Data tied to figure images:
** begin **
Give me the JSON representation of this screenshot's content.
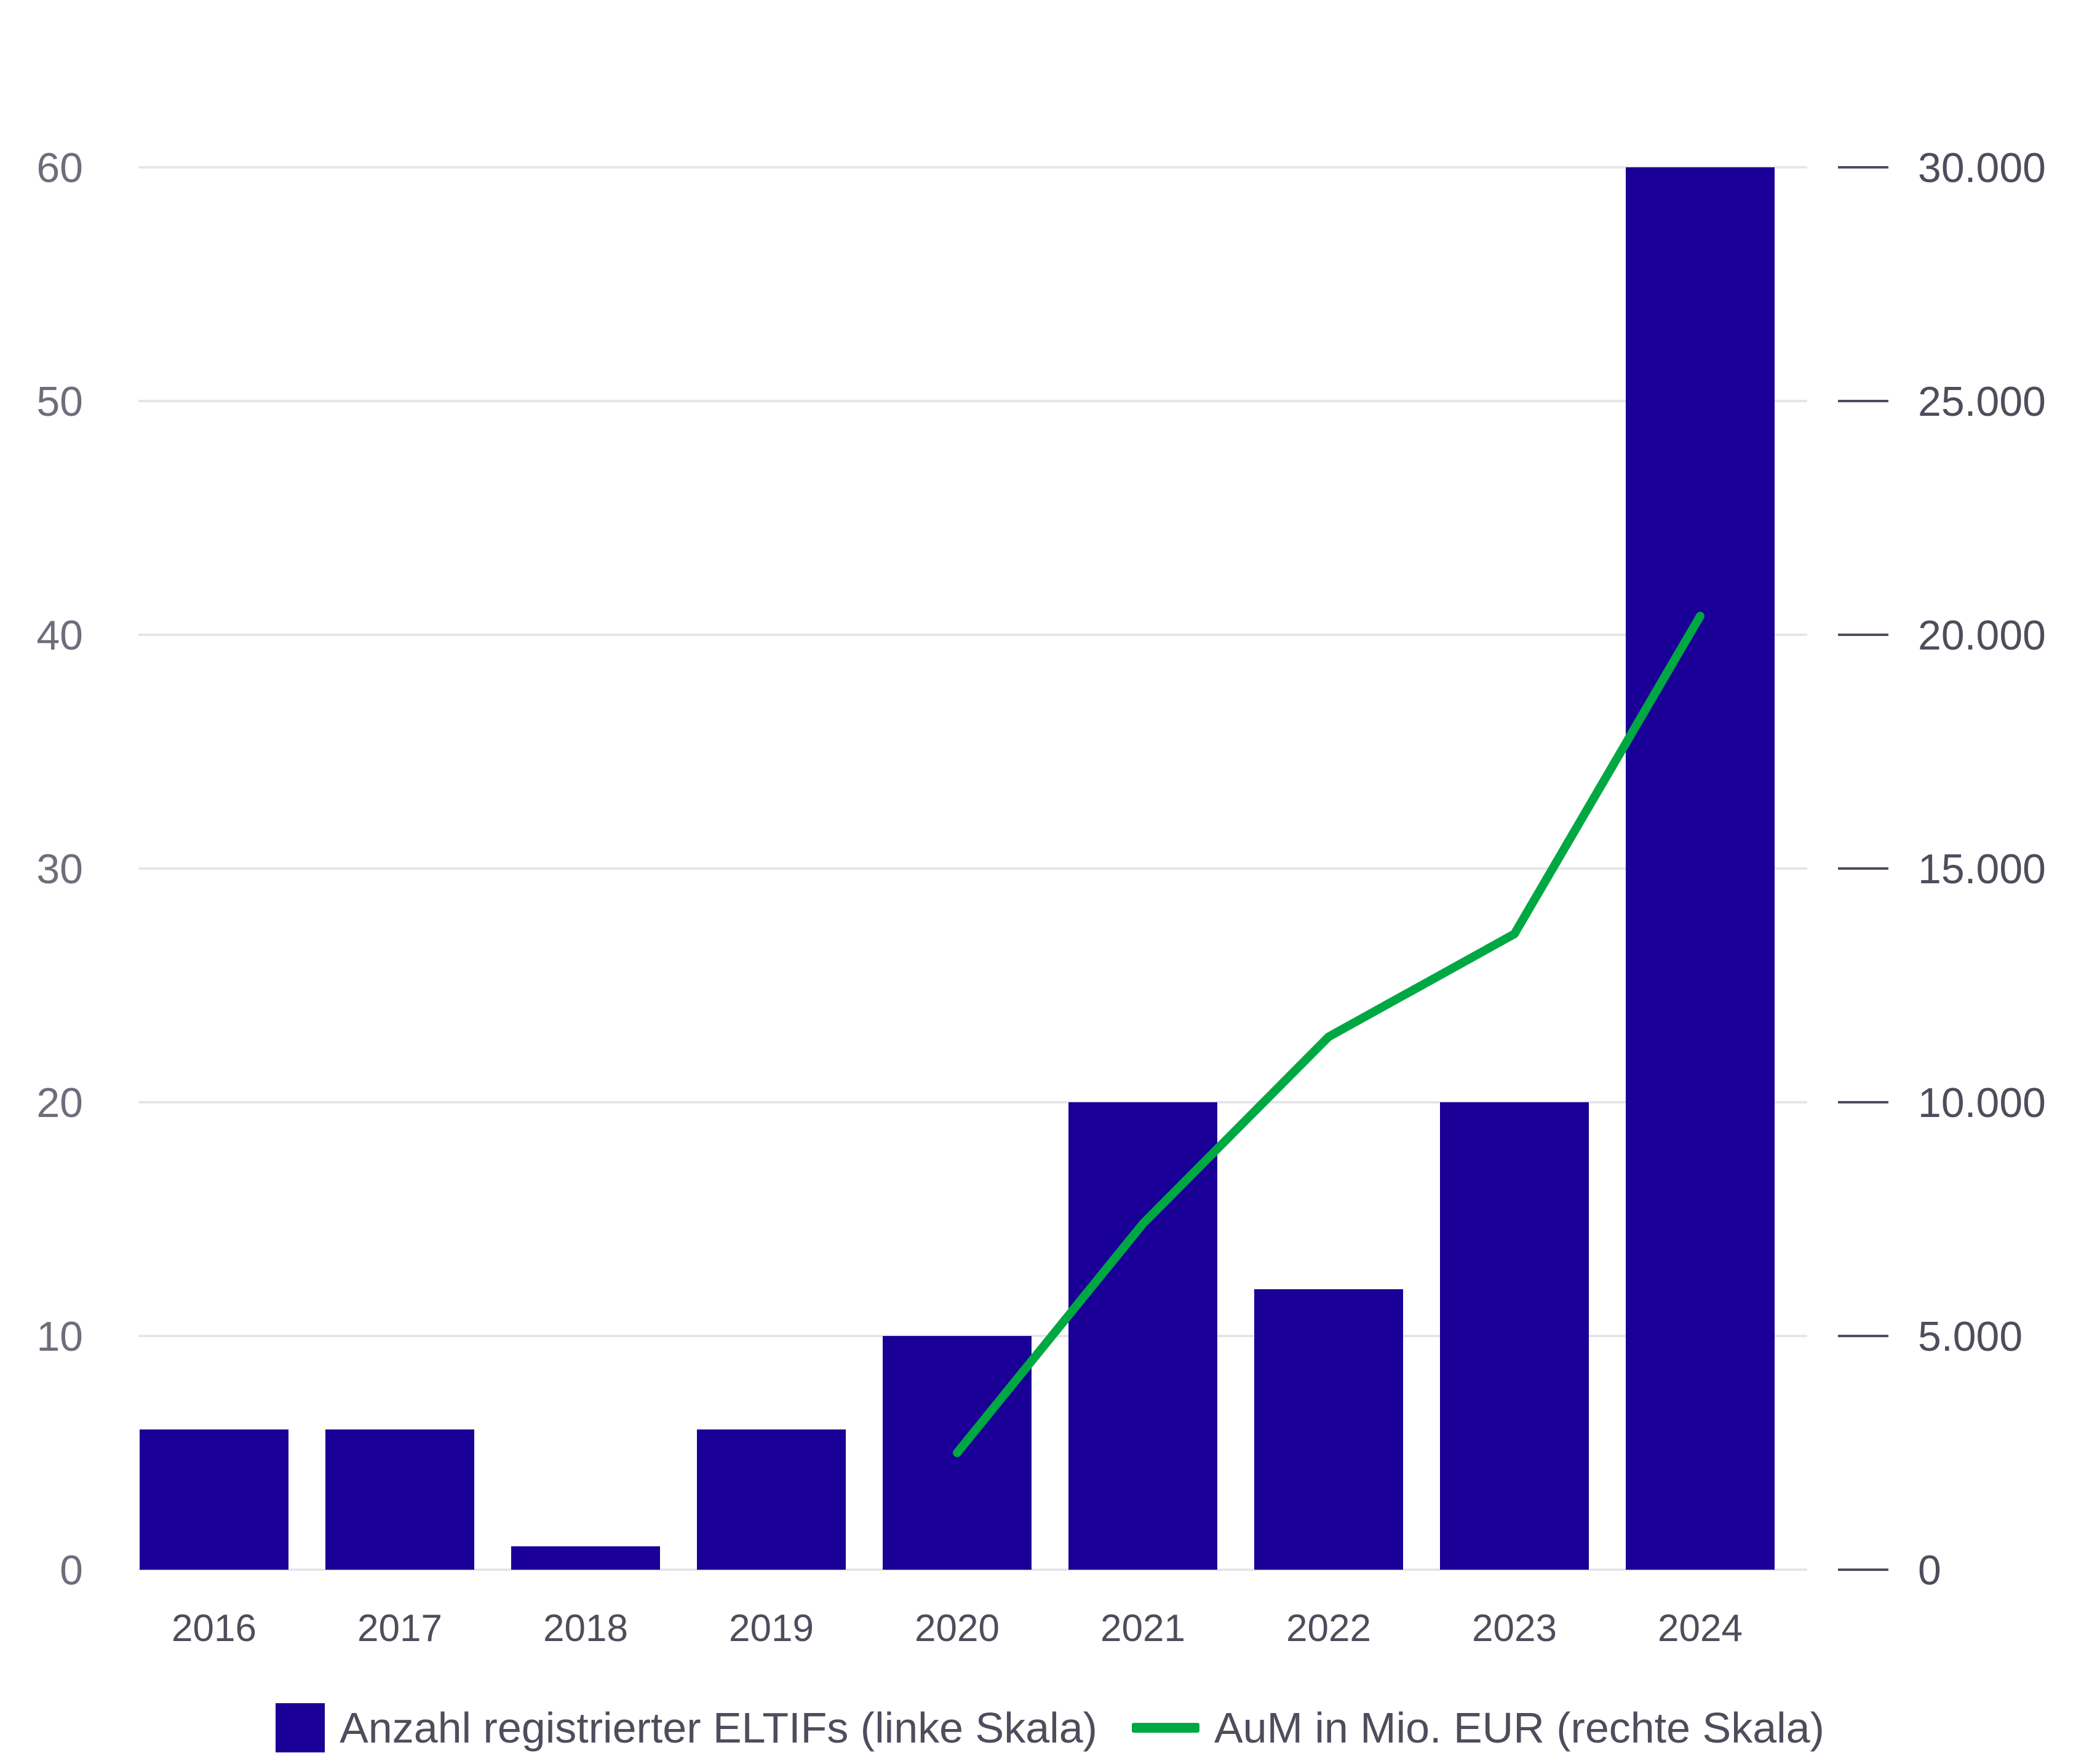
{
  "colors": {
    "bar": "#1a0096",
    "line": "#00a843",
    "grid": "#e6e6ea",
    "left_tick_text": "#6f6d7c",
    "right_tick_text": "#4f4d5c",
    "x_tick_text": "#4f4d5c"
  },
  "chart_data": {
    "type": "bar",
    "categories": [
      "2016",
      "2017",
      "2018",
      "2019",
      "2020",
      "2021",
      "2022",
      "2023",
      "2024"
    ],
    "series": [
      {
        "name": "Anzahl registrierter ELTIFs (linke Skala)",
        "type": "bar",
        "axis": "left",
        "values": [
          6,
          6,
          1,
          6,
          10,
          20,
          12,
          20,
          60
        ]
      },
      {
        "name": "AuM in Mio. EUR (rechte Skala)",
        "type": "line",
        "axis": "right",
        "values": [
          null,
          null,
          null,
          null,
          2500,
          7400,
          11400,
          13600,
          20400
        ]
      }
    ],
    "y_left": {
      "ylim": [
        0,
        60
      ],
      "ticks": [
        0,
        10,
        20,
        30,
        40,
        50,
        60
      ],
      "tick_labels": [
        "0",
        "10",
        "20",
        "30",
        "40",
        "50",
        "60"
      ]
    },
    "y_right": {
      "ylim": [
        0,
        30000
      ],
      "ticks": [
        0,
        5000,
        10000,
        15000,
        20000,
        25000,
        30000
      ],
      "tick_labels": [
        "0",
        "5.000",
        "10.000",
        "15.000",
        "20.000",
        "25.000",
        "30.000"
      ]
    },
    "grid": true,
    "legend_position": "bottom-center",
    "title": "",
    "xlabel": "",
    "ylabel": ""
  }
}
** end **
Goal of the exercise:
Without the pictures, print the whole listing exactly as given.

Full output:
Give me the JSON representation of this screenshot's content.
{
  "colors": {
    "bar": "#1a0096",
    "line": "#00a843",
    "grid": "#e6e6ea",
    "left_tick_text": "#6f6d7c",
    "right_tick_text": "#4f4d5c",
    "x_tick_text": "#4f4d5c"
  },
  "chart_data": {
    "type": "bar",
    "categories": [
      "2016",
      "2017",
      "2018",
      "2019",
      "2020",
      "2021",
      "2022",
      "2023",
      "2024"
    ],
    "series": [
      {
        "name": "Anzahl registrierter ELTIFs (linke Skala)",
        "type": "bar",
        "axis": "left",
        "values": [
          6,
          6,
          1,
          6,
          10,
          20,
          12,
          20,
          60
        ]
      },
      {
        "name": "AuM in Mio. EUR (rechte Skala)",
        "type": "line",
        "axis": "right",
        "values": [
          null,
          null,
          null,
          null,
          2500,
          7400,
          11400,
          13600,
          20400
        ]
      }
    ],
    "y_left": {
      "ylim": [
        0,
        60
      ],
      "ticks": [
        0,
        10,
        20,
        30,
        40,
        50,
        60
      ],
      "tick_labels": [
        "0",
        "10",
        "20",
        "30",
        "40",
        "50",
        "60"
      ]
    },
    "y_right": {
      "ylim": [
        0,
        30000
      ],
      "ticks": [
        0,
        5000,
        10000,
        15000,
        20000,
        25000,
        30000
      ],
      "tick_labels": [
        "0",
        "5.000",
        "10.000",
        "15.000",
        "20.000",
        "25.000",
        "30.000"
      ]
    },
    "grid": true,
    "legend_position": "bottom-center",
    "title": "",
    "xlabel": "",
    "ylabel": ""
  }
}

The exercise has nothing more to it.